RECORD SET:

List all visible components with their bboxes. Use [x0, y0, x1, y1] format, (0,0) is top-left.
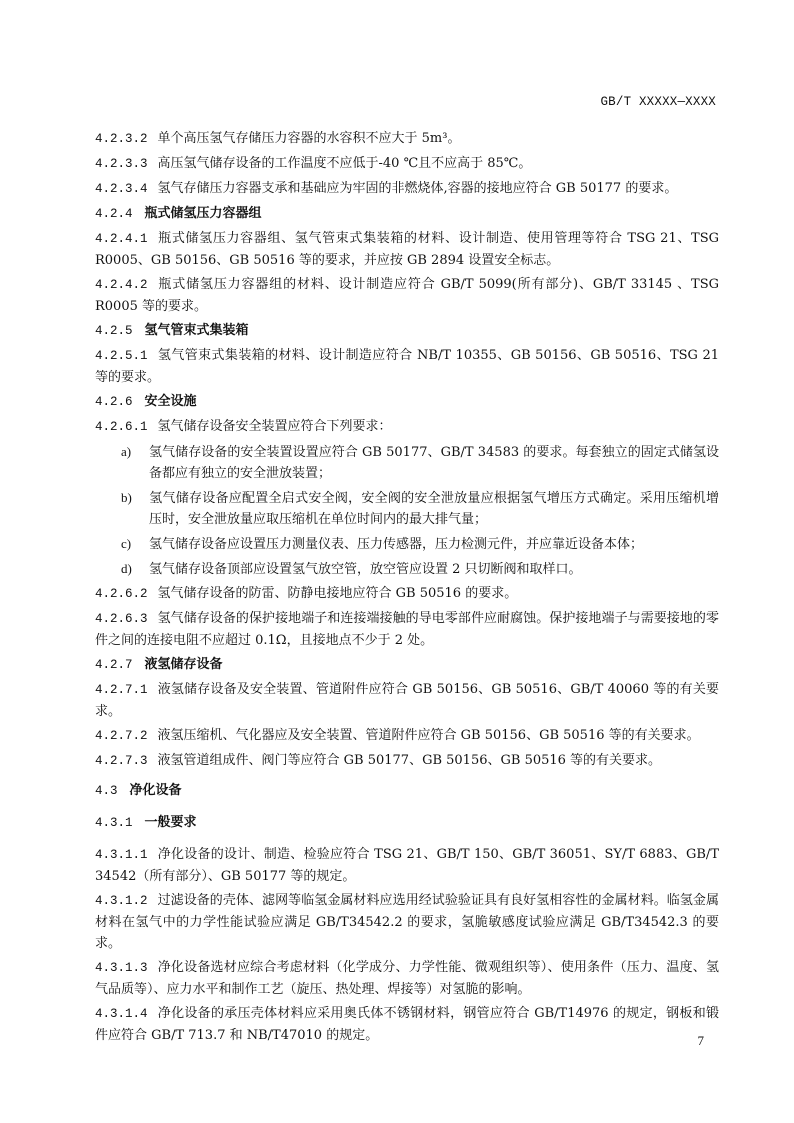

* * *

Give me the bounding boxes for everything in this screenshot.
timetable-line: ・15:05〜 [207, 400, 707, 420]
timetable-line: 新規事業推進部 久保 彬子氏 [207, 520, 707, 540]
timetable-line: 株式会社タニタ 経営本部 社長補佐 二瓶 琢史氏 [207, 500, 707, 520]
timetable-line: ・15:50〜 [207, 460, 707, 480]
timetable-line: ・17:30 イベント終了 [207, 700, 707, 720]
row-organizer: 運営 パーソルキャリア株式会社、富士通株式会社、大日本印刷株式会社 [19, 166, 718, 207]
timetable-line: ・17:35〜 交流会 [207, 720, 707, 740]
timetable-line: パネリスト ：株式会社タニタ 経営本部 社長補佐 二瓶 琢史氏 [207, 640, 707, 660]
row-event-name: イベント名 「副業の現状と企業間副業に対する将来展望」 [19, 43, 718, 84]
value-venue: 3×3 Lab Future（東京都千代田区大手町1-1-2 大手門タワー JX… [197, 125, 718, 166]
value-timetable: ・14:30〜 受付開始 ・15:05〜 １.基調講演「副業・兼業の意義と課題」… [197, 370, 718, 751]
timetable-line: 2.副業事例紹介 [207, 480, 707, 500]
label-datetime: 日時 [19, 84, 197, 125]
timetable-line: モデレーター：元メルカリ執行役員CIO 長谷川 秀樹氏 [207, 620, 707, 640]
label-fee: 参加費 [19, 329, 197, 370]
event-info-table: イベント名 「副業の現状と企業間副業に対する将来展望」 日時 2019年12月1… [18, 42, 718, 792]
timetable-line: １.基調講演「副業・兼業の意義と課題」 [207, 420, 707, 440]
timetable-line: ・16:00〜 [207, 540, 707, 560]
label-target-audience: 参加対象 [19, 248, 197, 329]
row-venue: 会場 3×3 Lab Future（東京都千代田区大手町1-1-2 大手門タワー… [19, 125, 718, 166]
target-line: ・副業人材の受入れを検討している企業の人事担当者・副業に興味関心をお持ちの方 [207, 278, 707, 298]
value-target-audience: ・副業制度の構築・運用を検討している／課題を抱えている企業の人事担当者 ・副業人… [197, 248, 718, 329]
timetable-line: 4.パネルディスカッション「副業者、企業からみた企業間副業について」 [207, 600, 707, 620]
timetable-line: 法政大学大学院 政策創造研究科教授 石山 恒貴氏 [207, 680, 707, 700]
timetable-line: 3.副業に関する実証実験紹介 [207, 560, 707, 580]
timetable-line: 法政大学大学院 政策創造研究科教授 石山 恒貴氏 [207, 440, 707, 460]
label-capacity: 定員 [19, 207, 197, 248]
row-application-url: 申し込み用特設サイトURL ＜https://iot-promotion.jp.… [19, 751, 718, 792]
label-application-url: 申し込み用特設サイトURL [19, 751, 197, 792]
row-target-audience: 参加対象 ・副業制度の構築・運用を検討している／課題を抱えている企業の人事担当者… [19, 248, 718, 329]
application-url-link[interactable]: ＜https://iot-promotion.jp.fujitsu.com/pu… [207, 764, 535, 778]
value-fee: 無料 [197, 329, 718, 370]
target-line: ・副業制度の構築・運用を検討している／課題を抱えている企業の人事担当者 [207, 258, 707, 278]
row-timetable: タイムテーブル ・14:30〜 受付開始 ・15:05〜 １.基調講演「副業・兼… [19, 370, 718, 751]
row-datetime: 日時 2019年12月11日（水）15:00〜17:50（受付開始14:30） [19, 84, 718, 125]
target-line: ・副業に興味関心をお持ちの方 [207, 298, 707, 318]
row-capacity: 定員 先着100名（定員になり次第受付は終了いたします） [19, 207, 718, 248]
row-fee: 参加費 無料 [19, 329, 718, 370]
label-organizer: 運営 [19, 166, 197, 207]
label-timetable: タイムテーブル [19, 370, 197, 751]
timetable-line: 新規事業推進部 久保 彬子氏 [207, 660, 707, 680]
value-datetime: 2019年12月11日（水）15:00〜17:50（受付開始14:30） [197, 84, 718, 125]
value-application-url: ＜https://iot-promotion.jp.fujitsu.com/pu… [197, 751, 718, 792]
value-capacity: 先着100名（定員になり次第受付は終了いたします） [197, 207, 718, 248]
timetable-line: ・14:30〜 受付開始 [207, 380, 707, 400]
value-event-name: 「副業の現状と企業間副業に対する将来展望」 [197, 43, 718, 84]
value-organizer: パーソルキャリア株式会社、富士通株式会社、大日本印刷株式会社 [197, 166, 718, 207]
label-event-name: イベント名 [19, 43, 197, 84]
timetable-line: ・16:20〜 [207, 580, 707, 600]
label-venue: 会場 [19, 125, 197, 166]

SET EXERCISE: Rewrite the material from the line containing "Give me the" to the line containing "timetable-line: ・17:30 イベント終了", changing every "timetable-line" to "schedule-line" and leaving everything else as it is.

TASK RESULT:
Give me the bounding boxes for everything in this screenshot.
schedule-line: ・15:05〜 [207, 400, 707, 420]
schedule-line: 新規事業推進部 久保 彬子氏 [207, 520, 707, 540]
schedule-line: 株式会社タニタ 経営本部 社長補佐 二瓶 琢史氏 [207, 500, 707, 520]
schedule-line: ・15:50〜 [207, 460, 707, 480]
schedule-line: ・17:30 イベント終了 [207, 700, 707, 720]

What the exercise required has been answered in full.